*WORK INSTRUCTIONS*. Reproduce every line of the listing as written, apart from the pictures.
--- START OF INPUT ---
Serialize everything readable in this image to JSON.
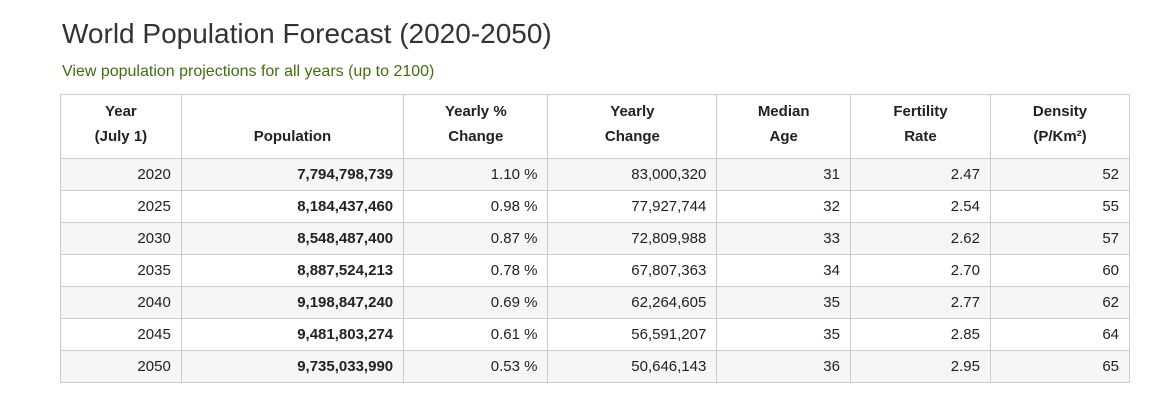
{
  "page": {
    "title": "World Population Forecast (2020-2050)",
    "link_text": "View population projections for all years (up to 2100)"
  },
  "colors": {
    "link_green": "#3e700e",
    "title_gray": "#333333",
    "table_border": "#cccccc",
    "row_stripe": "#f6f6f6"
  },
  "table": {
    "columns": [
      {
        "id": "year",
        "line1": "Year",
        "line2": "(July 1)"
      },
      {
        "id": "population",
        "line1": "",
        "line2": "Population"
      },
      {
        "id": "yearly_pct_change",
        "line1": "Yearly %",
        "line2": "Change"
      },
      {
        "id": "yearly_change",
        "line1": "Yearly",
        "line2": "Change"
      },
      {
        "id": "median_age",
        "line1": "Median",
        "line2": "Age"
      },
      {
        "id": "fertility_rate",
        "line1": "Fertility",
        "line2": "Rate"
      },
      {
        "id": "density",
        "line1": "Density",
        "line2": "(P/Km²)"
      }
    ],
    "rows": [
      {
        "year": "2020",
        "population": "7,794,798,739",
        "yearly_pct_change": "1.10 %",
        "yearly_change": "83,000,320",
        "median_age": "31",
        "fertility_rate": "2.47",
        "density": "52"
      },
      {
        "year": "2025",
        "population": "8,184,437,460",
        "yearly_pct_change": "0.98 %",
        "yearly_change": "77,927,744",
        "median_age": "32",
        "fertility_rate": "2.54",
        "density": "55"
      },
      {
        "year": "2030",
        "population": "8,548,487,400",
        "yearly_pct_change": "0.87 %",
        "yearly_change": "72,809,988",
        "median_age": "33",
        "fertility_rate": "2.62",
        "density": "57"
      },
      {
        "year": "2035",
        "population": "8,887,524,213",
        "yearly_pct_change": "0.78 %",
        "yearly_change": "67,807,363",
        "median_age": "34",
        "fertility_rate": "2.70",
        "density": "60"
      },
      {
        "year": "2040",
        "population": "9,198,847,240",
        "yearly_pct_change": "0.69 %",
        "yearly_change": "62,264,605",
        "median_age": "35",
        "fertility_rate": "2.77",
        "density": "62"
      },
      {
        "year": "2045",
        "population": "9,481,803,274",
        "yearly_pct_change": "0.61 %",
        "yearly_change": "56,591,207",
        "median_age": "35",
        "fertility_rate": "2.85",
        "density": "64"
      },
      {
        "year": "2050",
        "population": "9,735,033,990",
        "yearly_pct_change": "0.53 %",
        "yearly_change": "50,646,143",
        "median_age": "36",
        "fertility_rate": "2.95",
        "density": "65"
      }
    ]
  }
}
--- END OF INPUT ---
*EXERCISE RESPONSE*.
Serialize everything readable in this image to JSON.
{
  "page": {
    "title": "World Population Forecast (2020-2050)",
    "link_text": "View population projections for all years (up to 2100)"
  },
  "colors": {
    "link_green": "#3e700e",
    "title_gray": "#333333",
    "table_border": "#cccccc",
    "row_stripe": "#f6f6f6"
  },
  "table": {
    "columns": [
      {
        "id": "year",
        "line1": "Year",
        "line2": "(July 1)"
      },
      {
        "id": "population",
        "line1": "",
        "line2": "Population"
      },
      {
        "id": "yearly_pct_change",
        "line1": "Yearly %",
        "line2": "Change"
      },
      {
        "id": "yearly_change",
        "line1": "Yearly",
        "line2": "Change"
      },
      {
        "id": "median_age",
        "line1": "Median",
        "line2": "Age"
      },
      {
        "id": "fertility_rate",
        "line1": "Fertility",
        "line2": "Rate"
      },
      {
        "id": "density",
        "line1": "Density",
        "line2": "(P/Km²)"
      }
    ],
    "rows": [
      {
        "year": "2020",
        "population": "7,794,798,739",
        "yearly_pct_change": "1.10 %",
        "yearly_change": "83,000,320",
        "median_age": "31",
        "fertility_rate": "2.47",
        "density": "52"
      },
      {
        "year": "2025",
        "population": "8,184,437,460",
        "yearly_pct_change": "0.98 %",
        "yearly_change": "77,927,744",
        "median_age": "32",
        "fertility_rate": "2.54",
        "density": "55"
      },
      {
        "year": "2030",
        "population": "8,548,487,400",
        "yearly_pct_change": "0.87 %",
        "yearly_change": "72,809,988",
        "median_age": "33",
        "fertility_rate": "2.62",
        "density": "57"
      },
      {
        "year": "2035",
        "population": "8,887,524,213",
        "yearly_pct_change": "0.78 %",
        "yearly_change": "67,807,363",
        "median_age": "34",
        "fertility_rate": "2.70",
        "density": "60"
      },
      {
        "year": "2040",
        "population": "9,198,847,240",
        "yearly_pct_change": "0.69 %",
        "yearly_change": "62,264,605",
        "median_age": "35",
        "fertility_rate": "2.77",
        "density": "62"
      },
      {
        "year": "2045",
        "population": "9,481,803,274",
        "yearly_pct_change": "0.61 %",
        "yearly_change": "56,591,207",
        "median_age": "35",
        "fertility_rate": "2.85",
        "density": "64"
      },
      {
        "year": "2050",
        "population": "9,735,033,990",
        "yearly_pct_change": "0.53 %",
        "yearly_change": "50,646,143",
        "median_age": "36",
        "fertility_rate": "2.95",
        "density": "65"
      }
    ]
  }
}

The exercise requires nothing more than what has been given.